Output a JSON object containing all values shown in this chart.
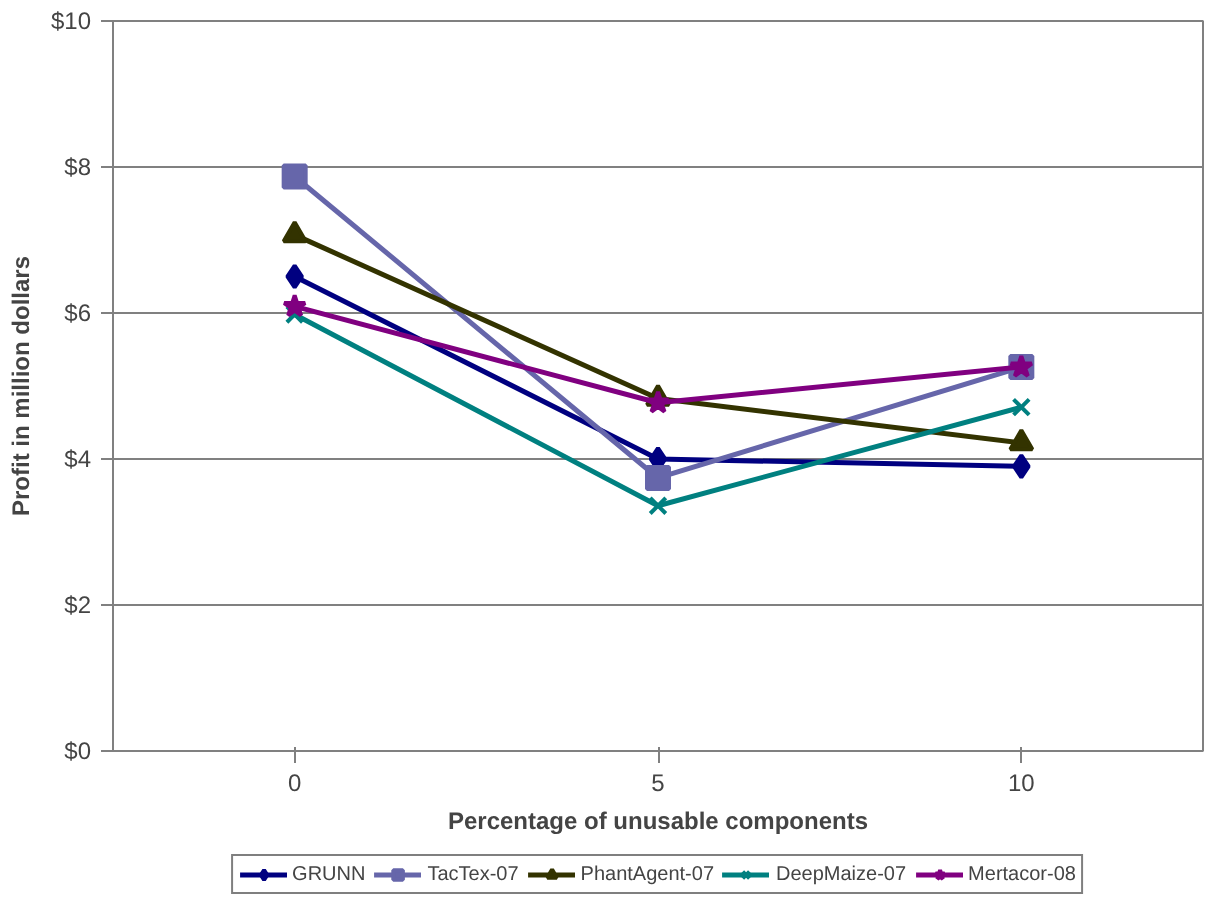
{
  "chart_data": {
    "type": "line",
    "xlabel": "Percentage of unusable components",
    "ylabel": "Profit in million dollars",
    "categories": [
      "0",
      "5",
      "10"
    ],
    "ylim": [
      0,
      10
    ],
    "yticks": [
      {
        "value": 0,
        "label": "$0"
      },
      {
        "value": 2,
        "label": "$2"
      },
      {
        "value": 4,
        "label": "$4"
      },
      {
        "value": 6,
        "label": "$6"
      },
      {
        "value": 8,
        "label": "$8"
      },
      {
        "value": 10,
        "label": "$10"
      }
    ],
    "grid": "y",
    "legend": "bottom",
    "line_style": "solid",
    "series": [
      {
        "name": "GRUNN",
        "color": "#000080",
        "marker": "diamond",
        "values": [
          6.5,
          4.0,
          3.9
        ]
      },
      {
        "name": "TacTex-07",
        "color": "#6666aa",
        "marker": "square",
        "values": [
          7.87,
          3.74,
          5.26
        ]
      },
      {
        "name": "PhantAgent-07",
        "color": "#333300",
        "marker": "triangle",
        "values": [
          7.07,
          4.83,
          4.22
        ]
      },
      {
        "name": "DeepMaize-07",
        "color": "#008080",
        "marker": "cross",
        "values": [
          5.98,
          3.36,
          4.71
        ]
      },
      {
        "name": "Mertacor-08",
        "color": "#800080",
        "marker": "star",
        "values": [
          6.09,
          4.77,
          5.26
        ]
      }
    ]
  }
}
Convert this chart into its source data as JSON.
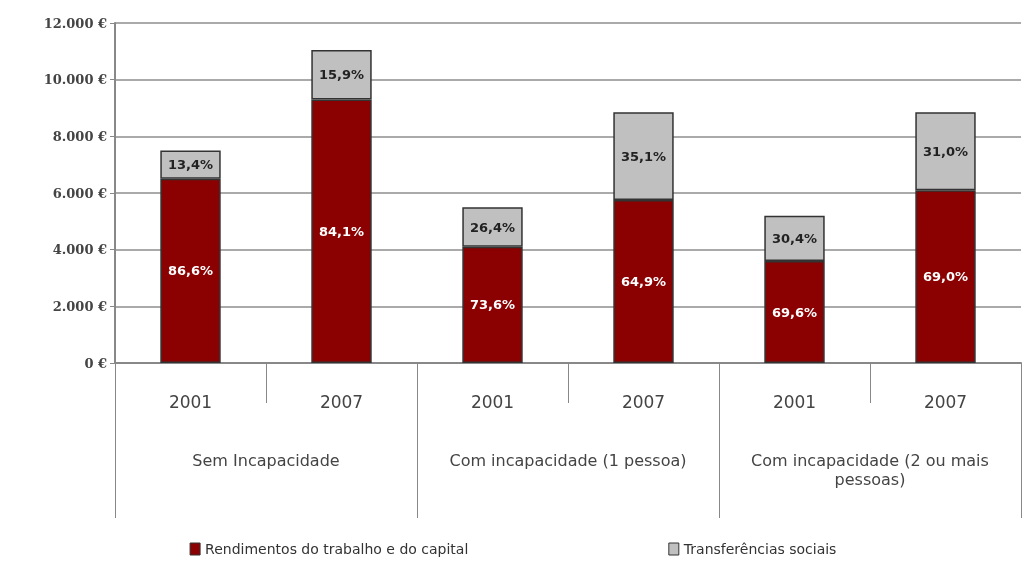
{
  "chart_data": {
    "type": "bar",
    "stacked": true,
    "categories": [
      "2001",
      "2007",
      "2001",
      "2007",
      "2001",
      "2007"
    ],
    "annotations": [
      "Sem Incapacidade",
      "Com incapacidade (1 pessoa)",
      "Com incapacidade (2 ou mais pessoas)",
      "86,6%",
      "13,4%",
      "84,1%",
      "15,9%",
      "73,6%",
      "26,4%",
      "64,9%",
      "35,1%",
      "69,6%",
      "30,4%",
      "69,0%",
      "31,0%"
    ],
    "series": [
      {
        "name": "Rendimentos do trabalho e do capital",
        "color": "#8b0000",
        "values": [
          6500,
          9300,
          4100,
          5750,
          3600,
          6100
        ]
      },
      {
        "name": "Transferências sociais",
        "color": "#c0c0c0",
        "values": [
          1000,
          1750,
          1400,
          3100,
          1600,
          2750
        ]
      }
    ],
    "ylim": [
      0,
      12000
    ],
    "yticks": [
      {
        "value": 0,
        "label": "0 €"
      },
      {
        "value": 2000,
        "label": "2.000 €"
      },
      {
        "value": 4000,
        "label": "4.000 €"
      },
      {
        "value": 6000,
        "label": "6.000 €"
      },
      {
        "value": 8000,
        "label": "8.000 €"
      },
      {
        "value": 10000,
        "label": "10.000 €"
      },
      {
        "value": 12000,
        "label": "12.000 €"
      }
    ],
    "grid": "y",
    "legend": "bottom"
  }
}
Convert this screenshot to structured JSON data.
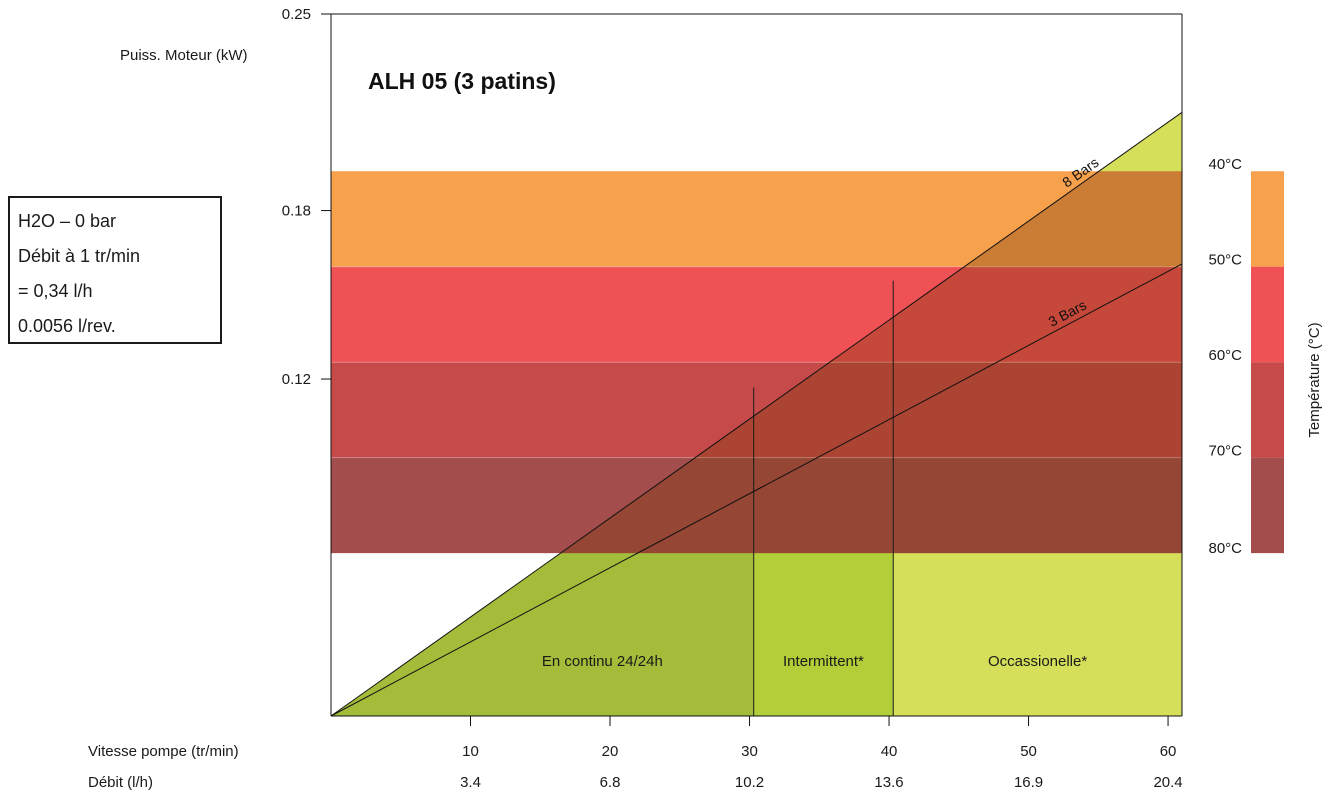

----

• _Exercise brief_
Without the pictures, retype the whole of the material above exactly.

• _Task response_
Output a JSON object containing all values shown in this chart.
{
  "chart_data": {
    "type": "line",
    "xlabel": "Percentage of unusable components",
    "ylabel": "Profit in million dollars",
    "categories": [
      "0",
      "5",
      "10"
    ],
    "ylim": [
      0,
      10
    ],
    "yticks": [
      {
        "value": 0,
        "label": "$0"
      },
      {
        "value": 2,
        "label": "$2"
      },
      {
        "value": 4,
        "label": "$4"
      },
      {
        "value": 6,
        "label": "$6"
      },
      {
        "value": 8,
        "label": "$8"
      },
      {
        "value": 10,
        "label": "$10"
      }
    ],
    "grid": "y",
    "legend": "bottom",
    "line_style": "solid",
    "series": [
      {
        "name": "GRUNN",
        "color": "#000080",
        "marker": "diamond",
        "values": [
          6.5,
          4.0,
          3.9
        ]
      },
      {
        "name": "TacTex-07",
        "color": "#6666aa",
        "marker": "square",
        "values": [
          7.87,
          3.74,
          5.26
        ]
      },
      {
        "name": "PhantAgent-07",
        "color": "#333300",
        "marker": "triangle",
        "values": [
          7.07,
          4.83,
          4.22
        ]
      },
      {
        "name": "DeepMaize-07",
        "color": "#008080",
        "marker": "cross",
        "values": [
          5.98,
          3.36,
          4.71
        ]
      },
      {
        "name": "Mertacor-08",
        "color": "#800080",
        "marker": "star",
        "values": [
          6.09,
          4.77,
          5.26
        ]
      }
    ]
  }
}
Convert this chart into its source data as JSON.
{
  "chart_data": {
    "type": "bar",
    "stacked": true,
    "categories": [
      "2001",
      "2007",
      "2001",
      "2007",
      "2001",
      "2007"
    ],
    "annotations": [
      "Sem Incapacidade",
      "Com incapacidade (1 pessoa)",
      "Com incapacidade (2 ou mais pessoas)",
      "86,6%",
      "13,4%",
      "84,1%",
      "15,9%",
      "73,6%",
      "26,4%",
      "64,9%",
      "35,1%",
      "69,6%",
      "30,4%",
      "69,0%",
      "31,0%"
    ],
    "series": [
      {
        "name": "Rendimentos do trabalho e do capital",
        "color": "#8b0000",
        "values": [
          6500,
          9300,
          4100,
          5750,
          3600,
          6100
        ]
      },
      {
        "name": "Transferências sociais",
        "color": "#c0c0c0",
        "values": [
          1000,
          1750,
          1400,
          3100,
          1600,
          2750
        ]
      }
    ],
    "ylim": [
      0,
      12000
    ],
    "yticks": [
      {
        "value": 0,
        "label": "0 €"
      },
      {
        "value": 2000,
        "label": "2.000 €"
      },
      {
        "value": 4000,
        "label": "4.000 €"
      },
      {
        "value": 6000,
        "label": "6.000 €"
      },
      {
        "value": 8000,
        "label": "8.000 €"
      },
      {
        "value": 10000,
        "label": "10.000 €"
      },
      {
        "value": 12000,
        "label": "12.000 €"
      }
    ],
    "grid": "y",
    "legend": "bottom"
  }
}
Convert this screenshot to structured JSON data.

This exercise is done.